■ WHAT IS NEEDED:
Give the number of lines holding the string "before" and nothing more.

[Dataset records]
■ ■ ■ ■ ■ ■ ■

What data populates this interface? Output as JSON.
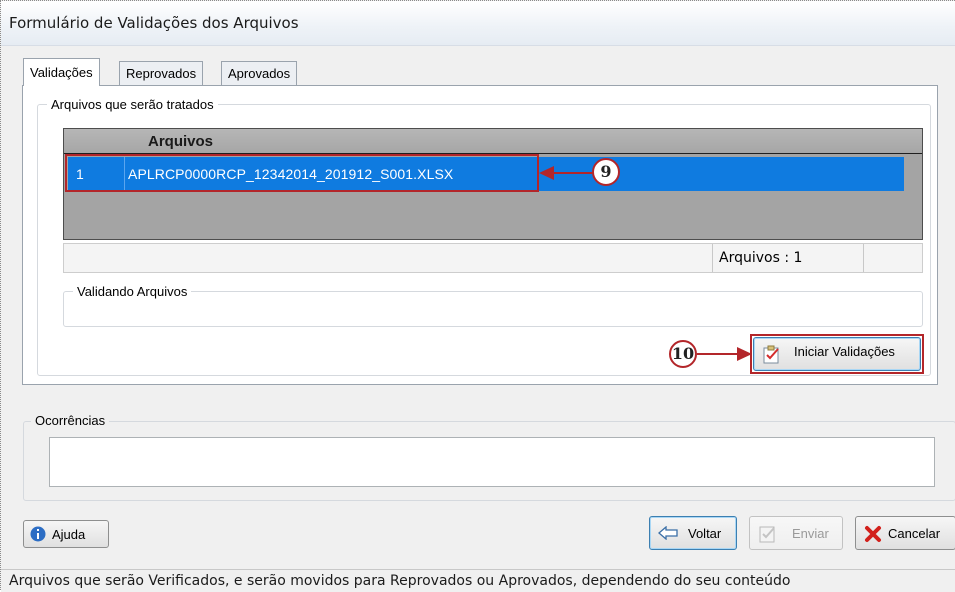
{
  "window": {
    "title": "Formulário de Validações dos Arquivos"
  },
  "tabs": [
    {
      "label": "Validações",
      "active": true
    },
    {
      "label": "Reprovados",
      "active": false
    },
    {
      "label": "Aprovados",
      "active": false
    }
  ],
  "files_group": {
    "legend": "Arquivos que serão tratados",
    "grid": {
      "column_header": "Arquivos",
      "rows": [
        {
          "index": "1",
          "file": "APLRCP0000RCP_12342014_201912_S001.XLSX",
          "selected": true
        }
      ],
      "count_label": "Arquivos : 1"
    }
  },
  "validating_group": {
    "legend": "Validando Arquivos"
  },
  "start_button": {
    "label": "Iniciar Validações",
    "icon": "checklist-icon"
  },
  "callouts": {
    "first": "9",
    "second": "10"
  },
  "occurrences_group": {
    "legend": "Ocorrências",
    "text": ""
  },
  "footer": {
    "help_label": "Ajuda",
    "back_label": "Voltar",
    "send_label": "Enviar",
    "cancel_label": "Cancelar"
  },
  "status_bar": {
    "text": "Arquivos que serão Verificados, e serão movidos para Reprovados ou Aprovados, dependendo do seu conteúdo"
  },
  "colors": {
    "selection": "#0f7be0",
    "highlight": "#b3262a",
    "grid_bg": "#a4a4a4"
  }
}
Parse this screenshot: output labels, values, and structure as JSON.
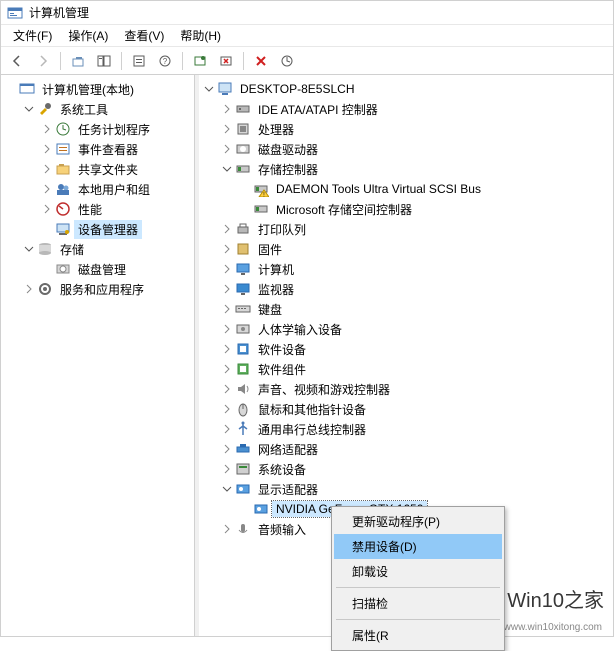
{
  "title": "计算机管理",
  "menubar": [
    "文件(F)",
    "操作(A)",
    "查看(V)",
    "帮助(H)"
  ],
  "left_tree": {
    "root": "计算机管理(本地)",
    "groups": [
      {
        "label": "系统工具",
        "expanded": true,
        "icon": "tools-icon",
        "children": [
          {
            "label": "任务计划程序",
            "icon": "clock-icon",
            "hasChildren": true
          },
          {
            "label": "事件查看器",
            "icon": "event-icon",
            "hasChildren": true
          },
          {
            "label": "共享文件夹",
            "icon": "share-icon",
            "hasChildren": true
          },
          {
            "label": "本地用户和组",
            "icon": "users-icon",
            "hasChildren": true
          },
          {
            "label": "性能",
            "icon": "perf-icon",
            "hasChildren": true
          },
          {
            "label": "设备管理器",
            "icon": "device-mgr-icon",
            "selected": true
          }
        ]
      },
      {
        "label": "存储",
        "expanded": true,
        "icon": "storage-icon",
        "children": [
          {
            "label": "磁盘管理",
            "icon": "disk-icon"
          }
        ]
      },
      {
        "label": "服务和应用程序",
        "icon": "services-icon",
        "hasChildren": true
      }
    ]
  },
  "right_tree": {
    "root": "DESKTOP-8E5SLCH",
    "items": [
      {
        "label": "IDE ATA/ATAPI 控制器",
        "icon": "controller-icon",
        "hasChildren": true
      },
      {
        "label": "处理器",
        "icon": "cpu-icon",
        "hasChildren": true
      },
      {
        "label": "磁盘驱动器",
        "icon": "hdd-icon",
        "hasChildren": true
      },
      {
        "label": "存储控制器",
        "icon": "storage-ctrl-icon",
        "expanded": true,
        "children": [
          {
            "label": "DAEMON Tools Ultra Virtual SCSI Bus",
            "icon": "daemon-icon"
          },
          {
            "label": "Microsoft 存储空间控制器",
            "icon": "storage-ctrl-icon"
          }
        ]
      },
      {
        "label": "打印队列",
        "icon": "printer-icon",
        "hasChildren": true
      },
      {
        "label": "固件",
        "icon": "firmware-icon",
        "hasChildren": true
      },
      {
        "label": "计算机",
        "icon": "monitor-icon",
        "hasChildren": true
      },
      {
        "label": "监视器",
        "icon": "display-icon",
        "hasChildren": true
      },
      {
        "label": "键盘",
        "icon": "keyboard-icon",
        "hasChildren": true
      },
      {
        "label": "人体学输入设备",
        "icon": "hid-icon",
        "hasChildren": true
      },
      {
        "label": "软件设备",
        "icon": "software-icon",
        "hasChildren": true
      },
      {
        "label": "软件组件",
        "icon": "component-icon",
        "hasChildren": true
      },
      {
        "label": "声音、视频和游戏控制器",
        "icon": "audio-icon",
        "hasChildren": true
      },
      {
        "label": "鼠标和其他指针设备",
        "icon": "mouse-icon",
        "hasChildren": true
      },
      {
        "label": "通用串行总线控制器",
        "icon": "usb-icon",
        "hasChildren": true
      },
      {
        "label": "网络适配器",
        "icon": "network-icon",
        "hasChildren": true
      },
      {
        "label": "系统设备",
        "icon": "system-icon",
        "hasChildren": true
      },
      {
        "label": "显示适配器",
        "icon": "gpu-icon",
        "expanded": true,
        "children": [
          {
            "label": "NVIDIA GeForce GTX 1650",
            "icon": "gpu-icon",
            "selected": true
          }
        ]
      },
      {
        "label": "音频输入",
        "icon": "audio-in-icon",
        "hasChildren": true
      }
    ]
  },
  "context_menu": {
    "items": [
      {
        "label": "更新驱动程序(P)"
      },
      {
        "label": "禁用设备(D)",
        "highlight": true
      },
      {
        "label": "卸载设"
      },
      {
        "sep": true
      },
      {
        "label": "扫描检"
      },
      {
        "sep": true
      },
      {
        "label": "属性(R"
      }
    ]
  },
  "watermark": {
    "brand": "Win10之家",
    "url": "www.win10xitong.com"
  }
}
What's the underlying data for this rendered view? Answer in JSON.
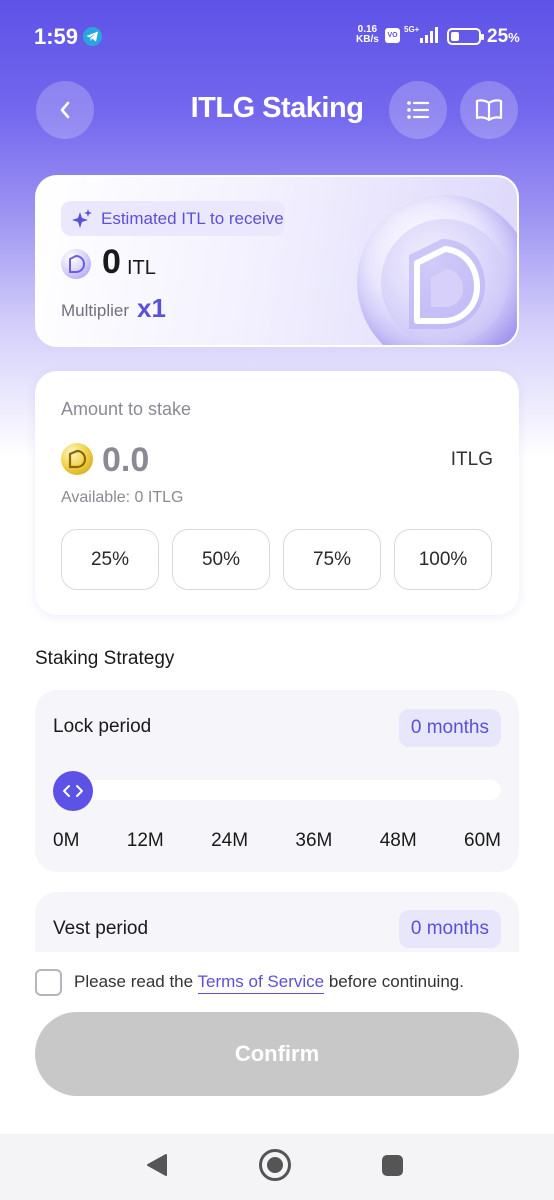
{
  "status_bar": {
    "time": "1:59",
    "net_speed_value": "0.16",
    "net_speed_unit": "KB/s",
    "network": "5G+",
    "battery_percent": "25",
    "battery_unit": "%"
  },
  "header": {
    "title": "ITLG Staking",
    "back_icon": "chevron-left-icon",
    "list_icon": "list-icon",
    "guide_icon": "book-icon"
  },
  "estimate": {
    "pill_label": "Estimated ITL to receive",
    "value": "0",
    "unit": "ITL",
    "multiplier_label": "Multiplier",
    "multiplier_value": "x1"
  },
  "stake": {
    "label": "Amount to stake",
    "amount": "0.0",
    "unit": "ITLG",
    "available": "Available: 0 ITLG",
    "percent_buttons": [
      "25%",
      "50%",
      "75%",
      "100%"
    ]
  },
  "strategy": {
    "title": "Staking Strategy",
    "lock": {
      "label": "Lock period",
      "value": "0 months",
      "slider_fraction": 0,
      "ticks": [
        "0M",
        "12M",
        "24M",
        "36M",
        "48M",
        "60M"
      ]
    },
    "vest": {
      "label": "Vest period",
      "value": "0 months"
    }
  },
  "terms": {
    "checked": false,
    "before": "Please read the ",
    "link": "Terms of Service",
    "after": " before continuing."
  },
  "confirm_label": "Confirm",
  "colors": {
    "accent": "#5d52e6",
    "accent_text": "#5b50d8",
    "disabled_button": "#c8c8c8"
  }
}
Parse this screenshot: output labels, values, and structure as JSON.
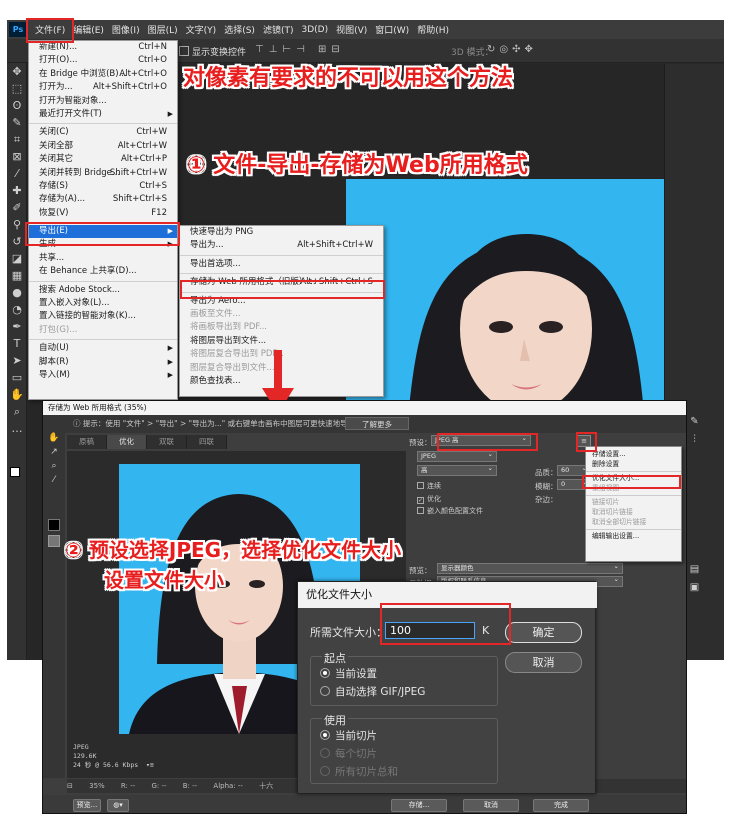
{
  "menubar": {
    "logo": "Ps",
    "items": [
      "文件(F)",
      "编辑(E)",
      "图像(I)",
      "图层(L)",
      "文字(Y)",
      "选择(S)",
      "滤镜(T)",
      "3D(D)",
      "视图(V)",
      "窗口(W)",
      "帮助(H)"
    ]
  },
  "options_bar": {
    "show_transform": "显示变换控件",
    "mode_3d": "3D 模式："
  },
  "file_menu": {
    "items": [
      {
        "label": "新建(N)...",
        "shortcut": "Ctrl+N"
      },
      {
        "label": "打开(O)...",
        "shortcut": "Ctrl+O"
      },
      {
        "label": "在 Bridge 中浏览(B)...",
        "shortcut": "Alt+Ctrl+O"
      },
      {
        "label": "打开为...",
        "shortcut": "Alt+Shift+Ctrl+O"
      },
      {
        "label": "打开为智能对象...",
        "shortcut": ""
      },
      {
        "label": "最近打开文件(T)",
        "shortcut": "",
        "submenu": true
      },
      {
        "sep": true
      },
      {
        "label": "关闭(C)",
        "shortcut": "Ctrl+W"
      },
      {
        "label": "关闭全部",
        "shortcut": "Alt+Ctrl+W"
      },
      {
        "label": "关闭其它",
        "shortcut": "Alt+Ctrl+P"
      },
      {
        "label": "关闭并转到 Bridge...",
        "shortcut": "Shift+Ctrl+W"
      },
      {
        "label": "存储(S)",
        "shortcut": "Ctrl+S"
      },
      {
        "label": "存储为(A)...",
        "shortcut": "Shift+Ctrl+S"
      },
      {
        "label": "恢复(V)",
        "shortcut": "F12"
      },
      {
        "sep": true
      },
      {
        "label": "导出(E)",
        "shortcut": "",
        "submenu": true,
        "highlight": true
      },
      {
        "label": "生成",
        "shortcut": "",
        "submenu": true
      },
      {
        "label": "共享...",
        "shortcut": ""
      },
      {
        "label": "在 Behance 上共享(D)...",
        "shortcut": ""
      },
      {
        "sep": true
      },
      {
        "label": "搜索 Adobe Stock...",
        "shortcut": ""
      },
      {
        "label": "置入嵌入对象(L)...",
        "shortcut": ""
      },
      {
        "label": "置入链接的智能对象(K)...",
        "shortcut": ""
      },
      {
        "label": "打包(G)...",
        "shortcut": "",
        "disabled": true
      },
      {
        "sep": true
      },
      {
        "label": "自动(U)",
        "shortcut": "",
        "submenu": true
      },
      {
        "label": "脚本(R)",
        "shortcut": "",
        "submenu": true
      },
      {
        "label": "导入(M)",
        "shortcut": "",
        "submenu": true
      }
    ]
  },
  "export_menu": {
    "items": [
      {
        "label": "快速导出为 PNG",
        "shortcut": ""
      },
      {
        "label": "导出为...",
        "shortcut": "Alt+Shift+Ctrl+W"
      },
      {
        "sep": true
      },
      {
        "label": "导出首选项...",
        "shortcut": ""
      },
      {
        "sep": true
      },
      {
        "label": "存储为 Web 所用格式（旧版）...",
        "shortcut": "Alt+Shift+Ctrl+S"
      },
      {
        "sep": true
      },
      {
        "label": "导出为 Aero...",
        "shortcut": ""
      },
      {
        "label": "画板至文件...",
        "shortcut": "",
        "disabled": true
      },
      {
        "label": "将画板导出到 PDF...",
        "shortcut": "",
        "disabled": true
      },
      {
        "label": "将图层导出到文件...",
        "shortcut": ""
      },
      {
        "label": "将图层复合导出到 PDF...",
        "shortcut": "",
        "disabled": true
      },
      {
        "label": "图层复合导出到文件...",
        "shortcut": "",
        "disabled": true
      },
      {
        "label": "颜色查找表...",
        "shortcut": ""
      }
    ]
  },
  "captions": {
    "warning": "对像素有要求的不可以用这个方法",
    "step1": "① 文件-导出-存储为Web所用格式",
    "step2_line1": "② 预设选择JPEG，选择优化文件大小",
    "step2_line2": "设置文件大小"
  },
  "sfw_dialog": {
    "title": "存储为 Web 所用格式 (35%)",
    "hint": "提示：使用 \"文件\" > \"导出\" > \"导出为...\" 或右键单击画布中图层可更快速地导出资源",
    "learn_more": "了解更多",
    "tabs": [
      "原稿",
      "优化",
      "双联",
      "四联"
    ],
    "preset_label": "预设：",
    "preset_value": "JPEG 高",
    "format_value": "JPEG",
    "quality_level": "高",
    "quality_label": "品质：",
    "quality_value": "60",
    "blur_label": "模糊：",
    "blur_value": "0",
    "matte_label": "杂边：",
    "progressive": "连续",
    "optimized": "优化",
    "embed_profile": "嵌入颜色配置文件",
    "preview_label": "预览：",
    "preview_value": "显示器颜色",
    "metadata_label": "元数据：",
    "metadata_value": "版权和联系信息",
    "file_info": "JPEG\n129.6K\n24 秒 @ 56.6 Kbps  ▾≡",
    "zoom": "35%",
    "r_label": "R: --",
    "g_label": "G: --",
    "b_label": "B: --",
    "alpha_label": "Alpha: --",
    "hex_label": "十六",
    "preview_btn": "预览...",
    "save_btn": "存储...",
    "cancel_btn": "取消",
    "done_btn": "完成"
  },
  "preset_menu": {
    "items": [
      {
        "label": "存储设置..."
      },
      {
        "label": "删除设置"
      },
      {
        "sep": true
      },
      {
        "label": "优化文件大小..."
      },
      {
        "label": "重组视图",
        "disabled": true
      },
      {
        "sep": true
      },
      {
        "label": "链接切片",
        "disabled": true
      },
      {
        "label": "取消切片链接",
        "disabled": true
      },
      {
        "label": "取消全部切片链接",
        "disabled": true
      },
      {
        "sep": true
      },
      {
        "label": "编辑输出设置..."
      }
    ]
  },
  "optimize_dialog": {
    "title": "优化文件大小",
    "size_label": "所需文件大小：",
    "size_value": "100",
    "unit": "K",
    "ok": "确定",
    "cancel": "取消",
    "start_group": "起点",
    "start_current": "当前设置",
    "start_auto": "自动选择 GIF/JPEG",
    "use_group": "使用",
    "use_current_slice": "当前切片",
    "use_each_slice": "每个切片",
    "use_all_slices": "所有切片总和"
  },
  "colors": {
    "background_blue": "#33b5f0",
    "annotation_red": "#e32626",
    "menu_highlight": "#1e6fd9"
  }
}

■ ■ ■ ■ ■ ■ ■

■ EXERCISE OUTPUT:
2